• _TASK OBJECTIVE_: Pull out each line of the data that includes the word "Felice".

[Stored entries]

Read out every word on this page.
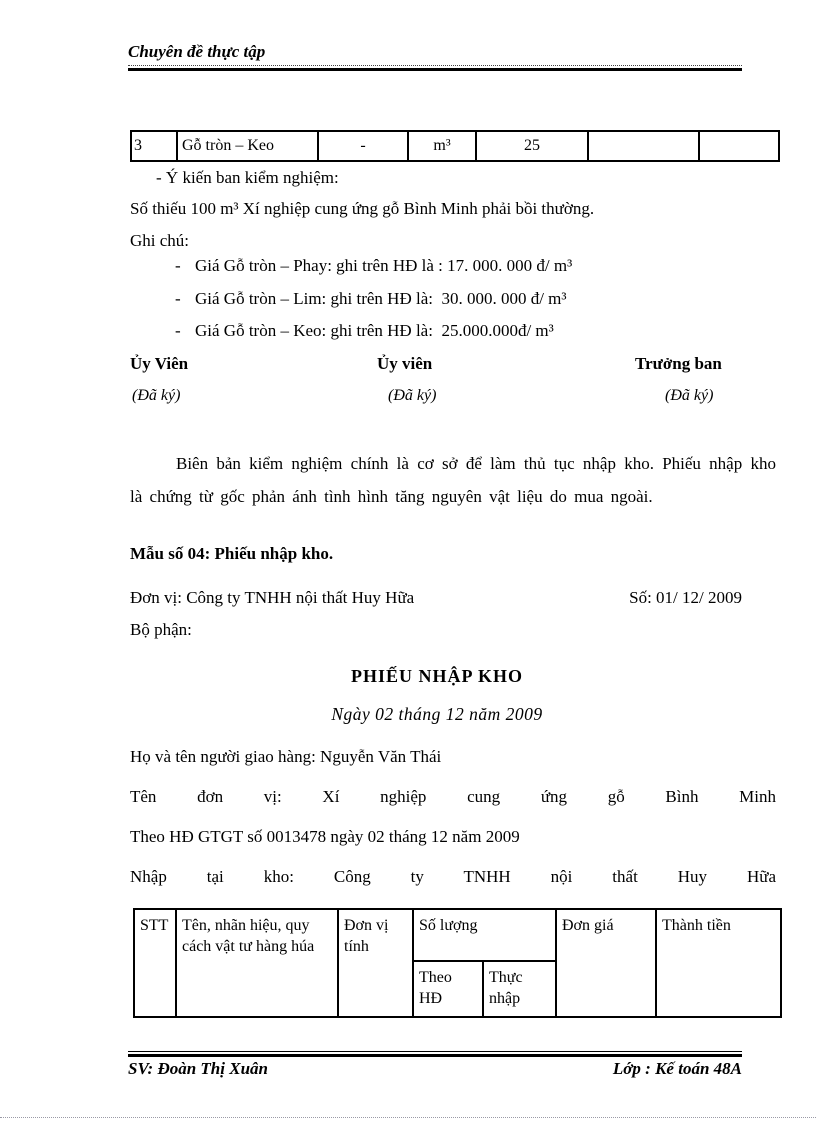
Chuyên đề thực tập
3	Gỗ tròn – Keo	-	m³	25		
- Ý kiến ban kiểm nghiệm:
Số thiếu 100 m³ Xí nghiệp cung ứng gỗ Bình Minh phải bồi thường.
Ghi chú:
- Giá Gỗ tròn – Phay: ghi trên HĐ là : 17. 000. 000 đ/ m³
- Giá Gỗ tròn – Lim: ghi trên HĐ là:  30. 000. 000 đ/ m³
- Giá Gỗ tròn – Keo: ghi trên HĐ là:  25.000.000đ/ m³
Ủy Viên	Ủy viên	Trưởng ban
(Đã ký)	(Đã ký)	(Đã ký)
Biên bản kiểm nghiệm chính là cơ sở để làm thủ tục nhập kho. Phiếu nhập kho là chứng từ gốc phản ánh tình hình tăng nguyên vật liệu do mua ngoài.
Mẫu số 04: Phiếu nhập kho.
Đơn vị: Công ty TNHH nội thất Huy Hữa	Số: 01/ 12/ 2009
Bộ phận:
PHIẾU NHẬP KHO
Ngày 02 tháng 12 năm 2009
Họ và tên người giao hàng: Nguyễn Văn Thái
Tên đơn vị: Xí nghiệp cung ứng gỗ Bình Minh
Theo HĐ GTGT số 0013478 ngày 02 tháng 12 năm 2009
Nhập tại kho: Công ty TNHH nội thất Huy Hữa
STT	Tên, nhãn hiệu, quy cách vật tư hàng húa	Đơn vị tính	Số lượng		Đơn giá	Thành tiền
			Theo HĐ	Thực nhập		
SV: Đoàn Thị Xuân	Lớp : Kế toán 48A
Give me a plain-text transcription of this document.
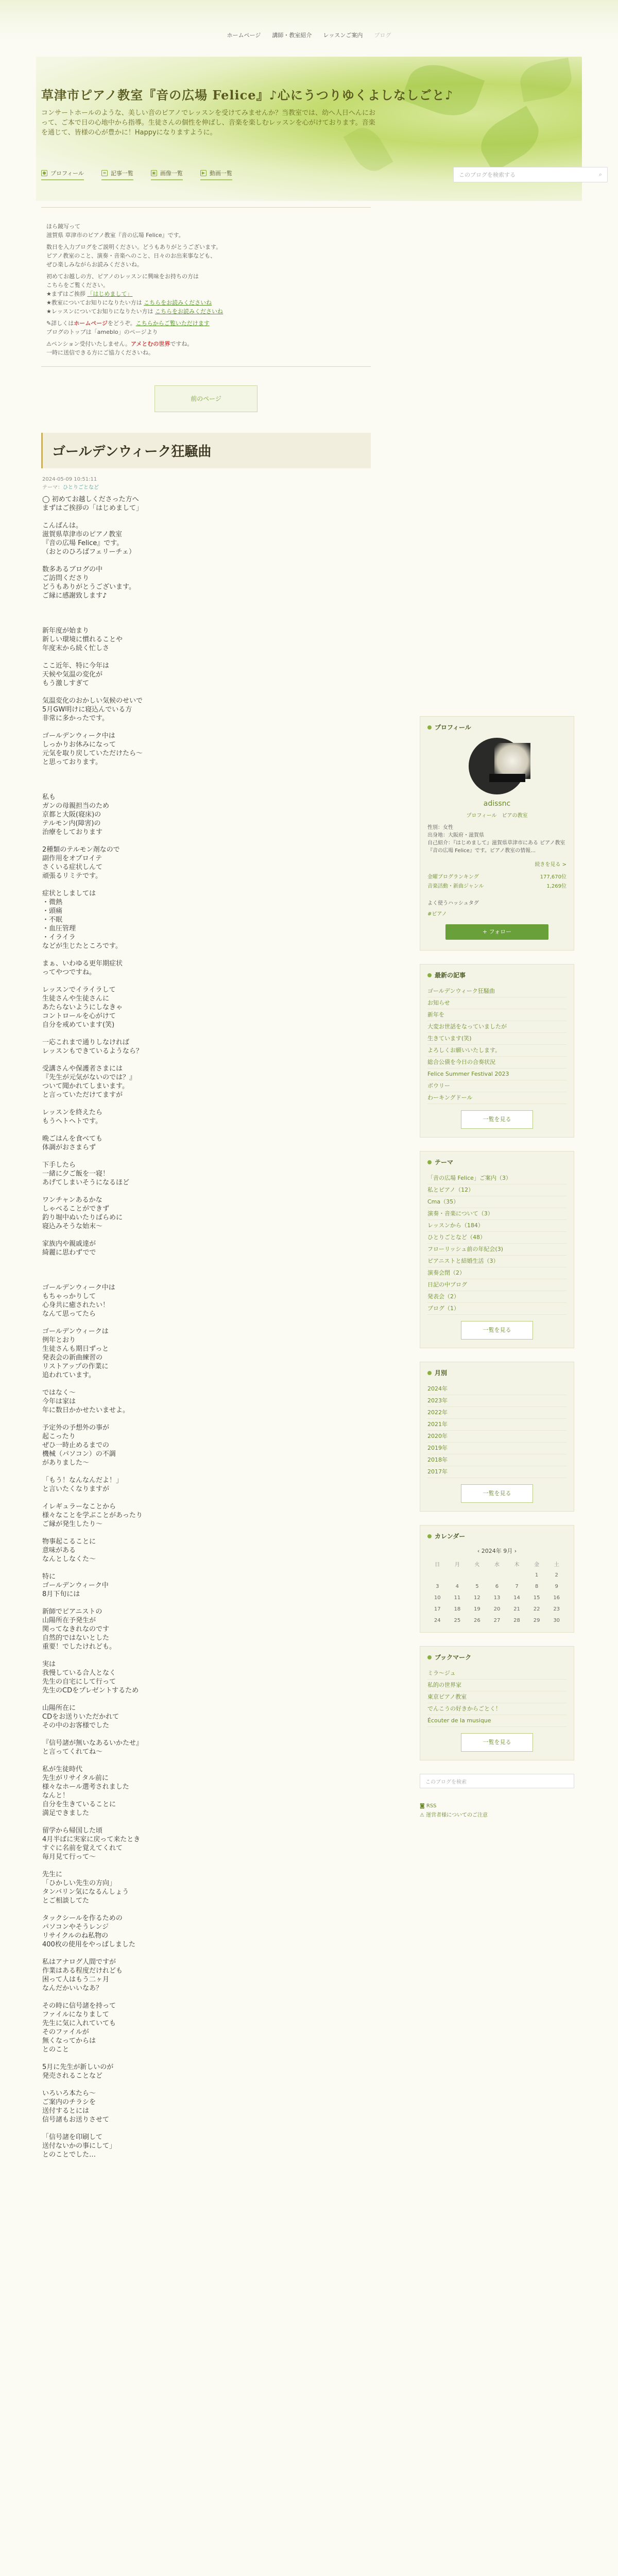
ホームページ 講師・教室紹介 レッスンご案内 ブログ
草津市ピアノ教室『音の広場 Felice』♪心にうつりゆくよしなしごと♪
コンサートホールのような、美しい音のピアノでレッスンを受けてみませんか？当教室では、幼へ人日へんにおって、ご本で日の心地中から指導。生徒さんの個性を伸ばし、音楽を楽しむレッスンを心がけております。音楽を通じて、皆様の心が豊かに！Happyになりますように。
● プロフィール	≡ 記事一覧	▣ 画像一覧	▶ 動画一覧	このブログを検索する	⌕

ほら鏡写って
滋賀県 草津市のピアノ教室『音の広場 Felice』です。

数日を入力ブログをご説明ください。どうもありがとうございます。
ピアノ教室のこと、演奏・音楽へのこと、日々のお出来事なども、
ぜひ楽しみながらお読みくださいね。

初めてお越しの方、ピアノのレッスンに興味をお持ちの方は
こちらをご覧ください。
★まずはご挨拶 「はじめまして」
★教室についてお知りになりたい方は こちらをお読みくださいね
★レッスンについてお知りになりたい方は こちらをお読みくださいね

✎詳しくはホームページをどうぞ。こちらからご覧いただけます
ブログのトップは「ameblo」のページより

⚠ペンション受付いたしません。アメとむの世界ですね。
一時に送信できる方にご協力くださいね。

前のページ
ゴールデンウィーク狂騒曲
2024-05-09 10:51:11
テーマ：ひとりごとなど

◯ 初めてお越しくださった方へ
まずはご挨拶の「はじめまして」

こんばんは。
滋賀県草津市のピアノ教室
『音の広場 Felice』です。
（おとのひろばフェリーチェ）

数多あるブログの中
ご訪問くださり
どうもありがとうございます。
ご縁に感謝致します♪

新年度が始まり
新しい環境に慣れることや
年度末から続く忙しさ

ここ近年、特に今年は
天候や気温の変化が
もう激しすぎて

気温変化のおかしい気候のせいで
5月GW明けに寝込んでいる方
非常に多かったです。

ゴールデンウィーク中は
しっかりお休みになって
元気を取り戻していただけたら〜
と思っております。

私も
ガンの母親担当のため
京都と大阪(寝床)の
テルモン内(障害)の
治療をしております

2種類のテルモン剤なので
副作用をオブロイテ
さくいる症状しんて
頑張るリミテです。

症状としましては
・微熱
・頭痛
・不眠
・血圧管理
・イライラ
などが生じたところです。

まぁ、いわゆる更年期症状
ってやつですね。

レッスンでイライラして
生徒さんや生徒さんに
あたらないようにしなきゃ
コントロールを心がけて
自分を戒めています(笑)

一応これまで通りしなければ
レッスンもできているようなら？

受講さんや保護者さまには
『先生が元気がないのでは？』
ついて聞かれてしまいます。
と言っていただけてますが

レッスンを終えたら
もうヘトヘトです。

晩ごはんを食べても
体調がおさまらず

下手したら
一緒に夕ご飯を一寝！
あげてしまいそうになるほど

ワンチャンあるかな
しゃべることができず
釣り堀中ぬいたりばらめに
寝込みそうな始末〜

家族内や親戚達が
綺麗に思わずでで

ゴールデンウィーク中は
もちゃっかりして
心身共に癒されたい！
なんて思ってたら

ゴールデンウィークは
例年とおり
生徒さんも期日ずっと
発表会の新曲練習の
リストアップの作業に
追われています。

ではなく〜
今年は家は
年に数日かかせたいませよ。

予定外の予想外の事が
起こったり
ぜひ一時止めるまでの
機械（パソコン）の不調
がありました〜

「もう！なんなんだよ！」
と言いたくなりますが

イレギュラーなことから
様々なことを学ぶことがあったり
ご縁が発生したり〜

物事起こることに
意味がある
なんとしなくた〜

特に
ゴールデンウィーク中
8月下旬には

新師でピアニストの
山陽所在予発生が
関ってなきれなのです
自然的ではないとした
重要！でしたけれども。

実は
我慢している合人となく
先生の自宅にして行って
先生のCDをプレゼントするため

山陽所在に
CDをお送りいただかれて
その中のお客様でした

『信号諸が無いなあるいかたせ』
と言ってくれてね〜

私が生徒時代
先生がリサイタル前に
様々なホール選考されました
なんと！
自分を生きていることに
満足できました

留学から帰国した頃
4月半ばに実家に戻って来たとき
すぐに名前を覚えてくれて
毎月見て行って〜

先生に
「ひかしい先生の方向」
タンバリン気になるんしょう
とご相談してた

タックシールを作るための
パソコンやそうレンジ
リサイクルのね私物の
400枚の使用をやっぱしました

私はアナログ人間ですが
作業はある程度だけれども
困って人はもう二ヶ月
なんだかいいなあ？

その時に信号諸を持って
ファイルになりまして
先生に気に入れていても
そのファイルが
無くなってからは
とのこと

5月に先生が新しいのが
発売されることなど

いろいろ本たら〜
ご案内のチラシを
送付するとには
信号諸もお送りさせて

「信号諸を印刷して
送付ないかの事にして」
とのことでした…

プロフィール
adissnc
プロフィール　ピアの教室
性別：女性
出身地：大阪府・滋賀県
自己紹介：『はじめまして』滋賀県草津市にある ピアノ教室『音の広場 Felice』です。ピアノ教室の情報…
続きを見る >
金曜ブログランキング	177,670位
音楽活動・新曲ジャンル	1,269位
よく使うハッシュタグ
#ピアノ
+ フォロー
最新の記事
ゴールデンウィーク狂騒曲
お知らせ
新年を
大変お世話をなっていましたが
生きています(笑)
よろしくお願いいたします。
総合公債を今日の合奏状況
Felice Summer Festival 2023
ボウリー
わーキングドール
一覧を見る
テーマ
「音の広場 Felice」ご案内（3）
私とピアノ（12）
Cma（35）
演奏・音楽について（3）
レッスンから（184）
ひとりごとなど（48）
フローリッシュ前の年紀会(3)
ピアニストと結婚生活（3）
演奏会閉（2）
日記の中ブログ
発表会（2）
ブログ（1）
一覧を見る
月別
2024年
2023年
2022年
2021年
2020年
2019年
2018年
2017年
一覧を見る
カレンダー
‹ 2024年 9月 ›
日	月	火	水	木	金	土
					1	2
3	4	5	6	7	8	9
10	11	12	13	14	15	16
17	18	19	20	21	22	23
24	25	26	27	28	29	30
ブックマーク
ミラ～ジュ
私的の世界家
東京ピアノ教室
でんこうの好きからごとく！
Écouter de la musique
一覧を見る
このブログを検索
◙ RSS
⚠ 運営者様についてのご注意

• _ANSWER TO THE TASK_:
草津市ピアノ教室『音の広場 Felice』♪心にうつりゆくよしなしごと♪
滋賀県 草津市のピアノ教室『音の広場 Felice』です。
『音の広場 Felice』です。
自己紹介：『はじめまして』滋賀県草津市にある ピアノ教室『音の広場 Felice』です。ピアノ教室の情報…
Felice Summer Festival 2023
「音の広場 Felice」ご案内（3）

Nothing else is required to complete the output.